▶ **Given records**:
-=-=-=-=-

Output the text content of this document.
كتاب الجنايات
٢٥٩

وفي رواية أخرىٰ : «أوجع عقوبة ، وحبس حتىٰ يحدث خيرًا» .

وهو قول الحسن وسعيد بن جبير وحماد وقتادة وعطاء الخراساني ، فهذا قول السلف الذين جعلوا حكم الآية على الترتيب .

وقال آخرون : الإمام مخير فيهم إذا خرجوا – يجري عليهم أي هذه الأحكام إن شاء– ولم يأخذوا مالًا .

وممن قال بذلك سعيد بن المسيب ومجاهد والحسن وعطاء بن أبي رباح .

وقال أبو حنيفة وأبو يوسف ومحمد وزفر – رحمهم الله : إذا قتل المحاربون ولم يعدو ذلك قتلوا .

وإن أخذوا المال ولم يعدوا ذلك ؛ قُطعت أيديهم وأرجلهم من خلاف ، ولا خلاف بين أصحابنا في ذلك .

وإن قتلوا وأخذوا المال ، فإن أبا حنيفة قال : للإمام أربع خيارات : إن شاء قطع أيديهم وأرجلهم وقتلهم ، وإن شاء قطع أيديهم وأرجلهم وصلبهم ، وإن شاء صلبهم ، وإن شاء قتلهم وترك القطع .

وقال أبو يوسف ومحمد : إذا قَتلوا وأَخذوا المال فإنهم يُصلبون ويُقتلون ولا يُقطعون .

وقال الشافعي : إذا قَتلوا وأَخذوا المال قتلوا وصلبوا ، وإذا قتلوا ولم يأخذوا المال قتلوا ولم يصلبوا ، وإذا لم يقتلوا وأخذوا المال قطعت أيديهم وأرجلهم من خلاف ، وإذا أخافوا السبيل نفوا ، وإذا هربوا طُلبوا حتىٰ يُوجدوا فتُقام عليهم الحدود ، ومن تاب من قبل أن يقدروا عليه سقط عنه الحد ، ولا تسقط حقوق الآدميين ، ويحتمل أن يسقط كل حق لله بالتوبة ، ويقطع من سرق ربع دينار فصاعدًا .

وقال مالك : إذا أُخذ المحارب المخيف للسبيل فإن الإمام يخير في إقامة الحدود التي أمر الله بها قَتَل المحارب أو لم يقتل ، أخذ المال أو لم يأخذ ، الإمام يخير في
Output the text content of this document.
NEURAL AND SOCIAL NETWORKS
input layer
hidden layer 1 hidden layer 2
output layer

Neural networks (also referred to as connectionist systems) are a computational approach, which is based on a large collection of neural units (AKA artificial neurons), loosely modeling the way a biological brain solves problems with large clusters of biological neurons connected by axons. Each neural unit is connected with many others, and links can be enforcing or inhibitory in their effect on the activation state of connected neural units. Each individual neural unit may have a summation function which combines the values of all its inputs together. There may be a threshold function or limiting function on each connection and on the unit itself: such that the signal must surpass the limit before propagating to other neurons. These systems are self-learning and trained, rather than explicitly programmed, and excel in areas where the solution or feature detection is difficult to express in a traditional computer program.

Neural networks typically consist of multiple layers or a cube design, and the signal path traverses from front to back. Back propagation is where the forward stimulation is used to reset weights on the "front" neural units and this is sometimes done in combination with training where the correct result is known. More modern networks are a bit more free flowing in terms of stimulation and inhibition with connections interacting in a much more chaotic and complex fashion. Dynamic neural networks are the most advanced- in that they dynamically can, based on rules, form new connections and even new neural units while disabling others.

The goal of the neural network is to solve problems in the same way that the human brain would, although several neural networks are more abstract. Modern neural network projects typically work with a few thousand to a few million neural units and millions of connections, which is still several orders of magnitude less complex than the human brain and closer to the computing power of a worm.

-=-=-=-=-

▶ **Exercise requirements**: Repeat all entries. Match them exactly.

▶ **The solution**:
Output the text content of this document.
كتاب الجنايات
٢٥٩

وفي رواية أخرىٰ : «أوجع عقوبة ، وحبس حتىٰ يحدث خيرًا» .

وهو قول الحسن وسعيد بن جبير وحماد وقتادة وعطاء الخراساني ، فهذا قول السلف الذين جعلوا حكم الآية على الترتيب .

وقال آخرون : الإمام مخير فيهم إذا خرجوا – يجري عليهم أي هذه الأحكام إن شاء– ولم يأخذوا مالًا .

وممن قال بذلك سعيد بن المسيب ومجاهد والحسن وعطاء بن أبي رباح .

وقال أبو حنيفة وأبو يوسف ومحمد وزفر – رحمهم الله : إذا قتل المحاربون ولم يعدو ذلك قتلوا .

وإن أخذوا المال ولم يعدوا ذلك ؛ قُطعت أيديهم وأرجلهم من خلاف ، ولا خلاف بين أصحابنا في ذلك .

وإن قتلوا وأخذوا المال ، فإن أبا حنيفة قال : للإمام أربع خيارات : إن شاء قطع أيديهم وأرجلهم وقتلهم ، وإن شاء قطع أيديهم وأرجلهم وصلبهم ، وإن شاء صلبهم ، وإن شاء قتلهم وترك القطع .

وقال أبو يوسف ومحمد : إذا قَتلوا وأَخذوا المال فإنهم يُصلبون ويُقتلون ولا يُقطعون .

وقال الشافعي : إذا قَتلوا وأَخذوا المال قتلوا وصلبوا ، وإذا قتلوا ولم يأخذوا المال قتلوا ولم يصلبوا ، وإذا لم يقتلوا وأخذوا المال قطعت أيديهم وأرجلهم من خلاف ، وإذا أخافوا السبيل نفوا ، وإذا هربوا طُلبوا حتىٰ يُوجدوا فتُقام عليهم الحدود ، ومن تاب من قبل أن يقدروا عليه سقط عنه الحد ، ولا تسقط حقوق الآدميين ، ويحتمل أن يسقط كل حق لله بالتوبة ، ويقطع من سرق ربع دينار فصاعدًا .

وقال مالك : إذا أُخذ المحارب المخيف للسبيل فإن الإمام يخير في إقامة الحدود التي أمر الله بها قَتَل المحارب أو لم يقتل ، أخذ المال أو لم يأخذ ، الإمام يخير في
Output the text content of this document.
NEURAL AND SOCIAL NETWORKS
input layer
hidden layer 1 hidden layer 2
output layer

Neural networks (also referred to as connectionist systems) are a computational approach, which is based on a large collection of neural units (AKA artificial neurons), loosely modeling the way a biological brain solves problems with large clusters of biological neurons connected by axons. Each neural unit is connected with many others, and links can be enforcing or inhibitory in their effect on the activation state of connected neural units. Each individual neural unit may have a summation function which combines the values of all its inputs together. There may be a threshold function or limiting function on each connection and on the unit itself: such that the signal must surpass the limit before propagating to other neurons. These systems are self-learning and trained, rather than explicitly programmed, and excel in areas where the solution or feature detection is difficult to express in a traditional computer program.

Neural networks typically consist of multiple layers or a cube design, and the signal path traverses from front to back. Back propagation is where the forward stimulation is used to reset weights on the "front" neural units and this is sometimes done in combination with training where the correct result is known. More modern networks are a bit more free flowing in terms of stimulation and inhibition with connections interacting in a much more chaotic and complex fashion. Dynamic neural networks are the most advanced- in that they dynamically can, based on rules, form new connections and even new neural units while disabling others.

The goal of the neural network is to solve problems in the same way that the human brain would, although several neural networks are more abstract. Modern neural network projects typically work with a few thousand to a few million neural units and millions of connections, which is still several orders of magnitude less complex than the human brain and closer to the computing power of a worm.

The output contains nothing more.